**Directions**
Transcribe the material in full, exactly as written.

**Collected data entries**
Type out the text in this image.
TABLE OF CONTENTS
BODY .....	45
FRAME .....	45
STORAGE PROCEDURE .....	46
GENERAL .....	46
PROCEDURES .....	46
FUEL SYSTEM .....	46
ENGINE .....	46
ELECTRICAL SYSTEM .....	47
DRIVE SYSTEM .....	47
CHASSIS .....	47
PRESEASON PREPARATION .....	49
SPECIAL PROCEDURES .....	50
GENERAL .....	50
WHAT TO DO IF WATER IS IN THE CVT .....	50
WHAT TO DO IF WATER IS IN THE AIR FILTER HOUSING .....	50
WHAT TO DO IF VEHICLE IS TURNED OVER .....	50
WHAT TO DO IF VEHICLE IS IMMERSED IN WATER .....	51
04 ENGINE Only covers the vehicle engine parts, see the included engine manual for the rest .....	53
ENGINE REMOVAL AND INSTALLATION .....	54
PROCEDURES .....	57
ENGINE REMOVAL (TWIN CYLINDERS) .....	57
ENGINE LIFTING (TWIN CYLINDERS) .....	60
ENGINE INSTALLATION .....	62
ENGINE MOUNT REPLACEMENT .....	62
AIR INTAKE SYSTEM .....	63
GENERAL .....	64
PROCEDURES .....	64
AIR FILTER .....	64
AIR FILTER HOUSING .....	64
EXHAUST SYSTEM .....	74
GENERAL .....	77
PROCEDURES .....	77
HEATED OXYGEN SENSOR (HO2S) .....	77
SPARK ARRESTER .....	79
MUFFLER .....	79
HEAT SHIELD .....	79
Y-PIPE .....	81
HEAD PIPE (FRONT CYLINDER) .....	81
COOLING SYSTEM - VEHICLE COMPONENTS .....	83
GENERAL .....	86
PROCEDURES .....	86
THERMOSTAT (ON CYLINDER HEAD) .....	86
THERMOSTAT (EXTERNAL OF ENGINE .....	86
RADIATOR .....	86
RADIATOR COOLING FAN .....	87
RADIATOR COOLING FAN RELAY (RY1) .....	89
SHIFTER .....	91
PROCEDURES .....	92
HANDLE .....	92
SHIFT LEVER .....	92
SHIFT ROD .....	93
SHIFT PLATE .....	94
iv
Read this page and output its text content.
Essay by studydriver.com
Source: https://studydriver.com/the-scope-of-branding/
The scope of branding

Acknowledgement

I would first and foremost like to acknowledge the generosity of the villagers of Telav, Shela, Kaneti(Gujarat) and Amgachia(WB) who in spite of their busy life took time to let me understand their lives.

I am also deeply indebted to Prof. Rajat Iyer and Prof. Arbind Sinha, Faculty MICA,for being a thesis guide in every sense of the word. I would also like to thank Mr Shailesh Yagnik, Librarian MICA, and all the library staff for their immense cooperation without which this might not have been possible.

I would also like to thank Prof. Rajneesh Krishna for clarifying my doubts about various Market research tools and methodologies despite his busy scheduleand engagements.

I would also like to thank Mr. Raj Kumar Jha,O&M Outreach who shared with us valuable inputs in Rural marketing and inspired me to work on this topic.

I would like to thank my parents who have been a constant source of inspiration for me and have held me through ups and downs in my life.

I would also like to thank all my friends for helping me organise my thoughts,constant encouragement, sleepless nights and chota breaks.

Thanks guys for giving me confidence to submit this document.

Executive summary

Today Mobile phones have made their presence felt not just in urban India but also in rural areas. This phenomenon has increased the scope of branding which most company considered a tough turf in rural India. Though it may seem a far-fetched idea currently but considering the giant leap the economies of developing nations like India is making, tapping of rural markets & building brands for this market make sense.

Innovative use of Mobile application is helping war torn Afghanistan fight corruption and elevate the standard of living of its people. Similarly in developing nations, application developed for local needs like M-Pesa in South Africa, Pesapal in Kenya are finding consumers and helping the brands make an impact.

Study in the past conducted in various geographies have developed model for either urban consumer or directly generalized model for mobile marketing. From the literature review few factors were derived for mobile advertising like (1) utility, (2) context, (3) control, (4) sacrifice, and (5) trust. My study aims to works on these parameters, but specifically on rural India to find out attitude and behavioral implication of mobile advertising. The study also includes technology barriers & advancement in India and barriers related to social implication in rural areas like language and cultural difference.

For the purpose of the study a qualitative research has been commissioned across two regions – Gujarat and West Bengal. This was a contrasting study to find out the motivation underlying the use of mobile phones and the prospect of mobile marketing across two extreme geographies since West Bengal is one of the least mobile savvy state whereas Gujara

**Output below**
Type out the text in this image.
TABLE OF CONTENTS
BODY .....	45
FRAME .....	45
STORAGE PROCEDURE .....	46
GENERAL .....	46
PROCEDURES .....	46
FUEL SYSTEM .....	46
ENGINE .....	46
ELECTRICAL SYSTEM .....	47
DRIVE SYSTEM .....	47
CHASSIS .....	47
PRESEASON PREPARATION .....	49
SPECIAL PROCEDURES .....	50
GENERAL .....	50
WHAT TO DO IF WATER IS IN THE CVT .....	50
WHAT TO DO IF WATER IS IN THE AIR FILTER HOUSING .....	50
WHAT TO DO IF VEHICLE IS TURNED OVER .....	50
WHAT TO DO IF VEHICLE IS IMMERSED IN WATER .....	51
04 ENGINE Only covers the vehicle engine parts, see the included engine manual for the rest .....	53
ENGINE REMOVAL AND INSTALLATION .....	54
PROCEDURES .....	57
ENGINE REMOVAL (TWIN CYLINDERS) .....	57
ENGINE LIFTING (TWIN CYLINDERS) .....	60
ENGINE INSTALLATION .....	62
ENGINE MOUNT REPLACEMENT .....	62
AIR INTAKE SYSTEM .....	63
GENERAL .....	64
PROCEDURES .....	64
AIR FILTER .....	64
AIR FILTER HOUSING .....	64
EXHAUST SYSTEM .....	74
GENERAL .....	77
PROCEDURES .....	77
HEATED OXYGEN SENSOR (HO2S) .....	77
SPARK ARRESTER .....	79
MUFFLER .....	79
HEAT SHIELD .....	79
Y-PIPE .....	81
HEAD PIPE (FRONT CYLINDER) .....	81
COOLING SYSTEM - VEHICLE COMPONENTS .....	83
GENERAL .....	86
PROCEDURES .....	86
THERMOSTAT (ON CYLINDER HEAD) .....	86
THERMOSTAT (EXTERNAL OF ENGINE .....	86
RADIATOR .....	86
RADIATOR COOLING FAN .....	87
RADIATOR COOLING FAN RELAY (RY1) .....	89
SHIFTER .....	91
PROCEDURES .....	92
HANDLE .....	92
SHIFT LEVER .....	92
SHIFT ROD .....	93
SHIFT PLATE .....	94
iv
Read this page and output its text content.
Essay by studydriver.com
Source: https://studydriver.com/the-scope-of-branding/
The scope of branding

Acknowledgement

I would first and foremost like to acknowledge the generosity of the villagers of Telav, Shela, Kaneti(Gujarat) and Amgachia(WB) who in spite of their busy life took time to let me understand their lives.

I am also deeply indebted to Prof. Rajat Iyer and Prof. Arbind Sinha, Faculty MICA,for being a thesis guide in every sense of the word. I would also like to thank Mr Shailesh Yagnik, Librarian MICA, and all the library staff for their immense cooperation without which this might not have been possible.

I would also like to thank Prof. Rajneesh Krishna for clarifying my doubts about various Market research tools and methodologies despite his busy scheduleand engagements.

I would also like to thank Mr. Raj Kumar Jha,O&M Outreach who shared with us valuable inputs in Rural marketing and inspired me to work on this topic.

I would like to thank my parents who have been a constant source of inspiration for me and have held me through ups and downs in my life.

I would also like to thank all my friends for helping me organise my thoughts,constant encouragement, sleepless nights and chota breaks.

Thanks guys for giving me confidence to submit this document.

Executive summary

Today Mobile phones have made their presence felt not just in urban India but also in rural areas. This phenomenon has increased the scope of branding which most company considered a tough turf in rural India. Though it may seem a far-fetched idea currently but considering the giant leap the economies of developing nations like India is making, tapping of rural markets & building brands for this market make sense.

Innovative use of Mobile application is helping war torn Afghanistan fight corruption and elevate the standard of living of its people. Similarly in developing nations, application developed for local needs like M-Pesa in South Africa, Pesapal in Kenya are finding consumers and helping the brands make an impact.

Study in the past conducted in various geographies have developed model for either urban consumer or directly generalized model for mobile marketing. From the literature review few factors were derived for mobile advertising like (1) utility, (2) context, (3) control, (4) sacrifice, and (5) trust. My study aims to works on these parameters, but specifically on rural India to find out attitude and behavioral implication of mobile advertising. The study also includes technology barriers & advancement in India and barriers related to social implication in rural areas like language and cultural difference.

For the purpose of the study a qualitative research has been commissioned across two regions – Gujarat and West Bengal. This was a contrasting study to find out the motivation underlying the use of mobile phones and the prospect of mobile marketing across two extreme geographies since West Bengal is one of the least mobile savvy state whereas Gujara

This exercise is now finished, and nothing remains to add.